**Exercise goal:**
Please report every line from the material that contains the word "zero".

* Begin Extracted entries *

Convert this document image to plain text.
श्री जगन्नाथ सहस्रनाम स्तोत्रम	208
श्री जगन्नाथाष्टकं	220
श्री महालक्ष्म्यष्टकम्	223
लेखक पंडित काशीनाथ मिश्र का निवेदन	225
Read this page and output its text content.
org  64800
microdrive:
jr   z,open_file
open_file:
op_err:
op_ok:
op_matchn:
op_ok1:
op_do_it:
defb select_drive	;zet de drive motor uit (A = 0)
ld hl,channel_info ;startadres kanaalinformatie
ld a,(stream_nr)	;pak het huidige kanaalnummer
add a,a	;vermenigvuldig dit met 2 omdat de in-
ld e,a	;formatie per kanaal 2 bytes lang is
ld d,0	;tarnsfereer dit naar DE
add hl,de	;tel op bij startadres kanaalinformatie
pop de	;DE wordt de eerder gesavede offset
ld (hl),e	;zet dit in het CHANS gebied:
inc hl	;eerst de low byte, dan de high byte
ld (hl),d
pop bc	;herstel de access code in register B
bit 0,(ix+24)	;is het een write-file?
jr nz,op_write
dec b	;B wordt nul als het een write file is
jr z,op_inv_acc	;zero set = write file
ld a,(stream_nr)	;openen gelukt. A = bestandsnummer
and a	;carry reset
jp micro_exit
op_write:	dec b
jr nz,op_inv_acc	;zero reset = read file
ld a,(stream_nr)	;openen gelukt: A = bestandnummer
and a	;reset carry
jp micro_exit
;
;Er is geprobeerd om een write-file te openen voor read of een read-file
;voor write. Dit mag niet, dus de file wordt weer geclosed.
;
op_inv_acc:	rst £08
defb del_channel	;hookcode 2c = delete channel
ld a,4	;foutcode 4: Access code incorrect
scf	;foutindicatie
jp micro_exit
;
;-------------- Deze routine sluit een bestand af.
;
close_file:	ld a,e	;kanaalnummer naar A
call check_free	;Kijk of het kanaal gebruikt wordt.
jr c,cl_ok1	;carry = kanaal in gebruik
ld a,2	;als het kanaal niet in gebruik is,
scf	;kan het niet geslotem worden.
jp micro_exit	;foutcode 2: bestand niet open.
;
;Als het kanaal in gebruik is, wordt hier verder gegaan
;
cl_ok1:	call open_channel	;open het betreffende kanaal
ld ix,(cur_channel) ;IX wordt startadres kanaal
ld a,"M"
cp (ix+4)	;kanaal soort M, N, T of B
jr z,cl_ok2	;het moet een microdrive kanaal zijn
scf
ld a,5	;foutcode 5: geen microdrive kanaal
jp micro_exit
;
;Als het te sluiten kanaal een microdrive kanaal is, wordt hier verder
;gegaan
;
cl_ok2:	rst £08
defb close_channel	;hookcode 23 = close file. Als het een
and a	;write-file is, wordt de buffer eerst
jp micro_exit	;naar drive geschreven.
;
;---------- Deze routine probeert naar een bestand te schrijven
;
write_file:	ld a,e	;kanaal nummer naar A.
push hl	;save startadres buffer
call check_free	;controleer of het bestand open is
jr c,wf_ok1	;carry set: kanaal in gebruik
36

* End Extracted entries *

**Exercise answer:**
jr z,op_inv_acc	;zero set = write file
jr nz,op_inv_acc	;zero reset = read file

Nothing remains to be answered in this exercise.